◆ EXTRACTED ENTRIES:
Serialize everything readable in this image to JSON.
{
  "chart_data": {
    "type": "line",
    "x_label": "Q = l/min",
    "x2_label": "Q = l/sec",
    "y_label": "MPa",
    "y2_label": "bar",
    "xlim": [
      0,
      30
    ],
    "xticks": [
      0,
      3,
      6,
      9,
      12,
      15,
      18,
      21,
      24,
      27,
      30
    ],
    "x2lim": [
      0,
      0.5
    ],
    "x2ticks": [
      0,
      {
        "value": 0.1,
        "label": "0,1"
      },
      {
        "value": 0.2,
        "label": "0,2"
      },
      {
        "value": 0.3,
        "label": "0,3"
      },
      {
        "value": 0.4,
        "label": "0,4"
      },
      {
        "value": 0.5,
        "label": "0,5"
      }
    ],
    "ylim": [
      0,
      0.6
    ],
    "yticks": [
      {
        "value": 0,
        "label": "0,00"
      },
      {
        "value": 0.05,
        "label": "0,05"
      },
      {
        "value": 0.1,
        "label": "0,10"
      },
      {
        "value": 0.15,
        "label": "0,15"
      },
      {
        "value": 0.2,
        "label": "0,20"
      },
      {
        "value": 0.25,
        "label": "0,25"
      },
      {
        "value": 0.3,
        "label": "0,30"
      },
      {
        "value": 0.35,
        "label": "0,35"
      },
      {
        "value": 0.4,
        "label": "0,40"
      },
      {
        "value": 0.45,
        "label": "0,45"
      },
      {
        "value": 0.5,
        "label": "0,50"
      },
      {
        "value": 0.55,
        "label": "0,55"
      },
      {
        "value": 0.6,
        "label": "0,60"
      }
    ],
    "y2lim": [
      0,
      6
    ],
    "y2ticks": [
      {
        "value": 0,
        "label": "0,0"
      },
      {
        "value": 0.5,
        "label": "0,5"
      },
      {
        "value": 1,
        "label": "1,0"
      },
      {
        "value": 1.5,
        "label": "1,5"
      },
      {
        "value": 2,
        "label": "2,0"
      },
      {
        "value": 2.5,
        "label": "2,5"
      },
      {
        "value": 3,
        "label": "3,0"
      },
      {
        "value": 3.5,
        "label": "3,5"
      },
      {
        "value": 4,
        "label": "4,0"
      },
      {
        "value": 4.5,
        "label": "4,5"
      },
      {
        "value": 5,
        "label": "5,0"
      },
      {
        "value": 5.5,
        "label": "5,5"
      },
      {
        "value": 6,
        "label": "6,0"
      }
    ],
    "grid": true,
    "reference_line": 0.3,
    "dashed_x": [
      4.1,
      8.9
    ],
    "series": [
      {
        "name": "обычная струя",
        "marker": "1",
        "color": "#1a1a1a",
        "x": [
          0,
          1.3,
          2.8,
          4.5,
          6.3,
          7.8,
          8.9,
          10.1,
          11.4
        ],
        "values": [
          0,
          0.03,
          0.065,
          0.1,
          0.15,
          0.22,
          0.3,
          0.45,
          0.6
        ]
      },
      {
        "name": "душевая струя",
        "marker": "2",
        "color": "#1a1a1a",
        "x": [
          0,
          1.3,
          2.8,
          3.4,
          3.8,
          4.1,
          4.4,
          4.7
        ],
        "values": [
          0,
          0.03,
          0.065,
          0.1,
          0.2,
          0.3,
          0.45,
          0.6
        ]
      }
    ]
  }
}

◆ GIVEN EXERCISE: Give an exact copy of all the data shown above.

◆ COMPLETE RESPONSE:
Serialize everything readable in this image to JSON.
{
  "chart_data": {
    "type": "line",
    "x_label": "Q = l/min",
    "x2_label": "Q = l/sec",
    "y_label": "MPa",
    "y2_label": "bar",
    "xlim": [
      0,
      30
    ],
    "xticks": [
      0,
      3,
      6,
      9,
      12,
      15,
      18,
      21,
      24,
      27,
      30
    ],
    "x2lim": [
      0,
      0.5
    ],
    "x2ticks": [
      0,
      {
        "value": 0.1,
        "label": "0,1"
      },
      {
        "value": 0.2,
        "label": "0,2"
      },
      {
        "value": 0.3,
        "label": "0,3"
      },
      {
        "value": 0.4,
        "label": "0,4"
      },
      {
        "value": 0.5,
        "label": "0,5"
      }
    ],
    "ylim": [
      0,
      0.6
    ],
    "yticks": [
      {
        "value": 0,
        "label": "0,00"
      },
      {
        "value": 0.05,
        "label": "0,05"
      },
      {
        "value": 0.1,
        "label": "0,10"
      },
      {
        "value": 0.15,
        "label": "0,15"
      },
      {
        "value": 0.2,
        "label": "0,20"
      },
      {
        "value": 0.25,
        "label": "0,25"
      },
      {
        "value": 0.3,
        "label": "0,30"
      },
      {
        "value": 0.35,
        "label": "0,35"
      },
      {
        "value": 0.4,
        "label": "0,40"
      },
      {
        "value": 0.45,
        "label": "0,45"
      },
      {
        "value": 0.5,
        "label": "0,50"
      },
      {
        "value": 0.55,
        "label": "0,55"
      },
      {
        "value": 0.6,
        "label": "0,60"
      }
    ],
    "y2lim": [
      0,
      6
    ],
    "y2ticks": [
      {
        "value": 0,
        "label": "0,0"
      },
      {
        "value": 0.5,
        "label": "0,5"
      },
      {
        "value": 1,
        "label": "1,0"
      },
      {
        "value": 1.5,
        "label": "1,5"
      },
      {
        "value": 2,
        "label": "2,0"
      },
      {
        "value": 2.5,
        "label": "2,5"
      },
      {
        "value": 3,
        "label": "3,0"
      },
      {
        "value": 3.5,
        "label": "3,5"
      },
      {
        "value": 4,
        "label": "4,0"
      },
      {
        "value": 4.5,
        "label": "4,5"
      },
      {
        "value": 5,
        "label": "5,0"
      },
      {
        "value": 5.5,
        "label": "5,5"
      },
      {
        "value": 6,
        "label": "6,0"
      }
    ],
    "grid": true,
    "reference_line": 0.3,
    "dashed_x": [
      4.1,
      8.9
    ],
    "series": [
      {
        "name": "обычная струя",
        "marker": "1",
        "color": "#1a1a1a",
        "x": [
          0,
          1.3,
          2.8,
          4.5,
          6.3,
          7.8,
          8.9,
          10.1,
          11.4
        ],
        "values": [
          0,
          0.03,
          0.065,
          0.1,
          0.15,
          0.22,
          0.3,
          0.45,
          0.6
        ]
      },
      {
        "name": "душевая струя",
        "marker": "2",
        "color": "#1a1a1a",
        "x": [
          0,
          1.3,
          2.8,
          3.4,
          3.8,
          4.1,
          4.4,
          4.7
        ],
        "values": [
          0,
          0.03,
          0.065,
          0.1,
          0.2,
          0.3,
          0.45,
          0.6
        ]
      }
    ]
  }
}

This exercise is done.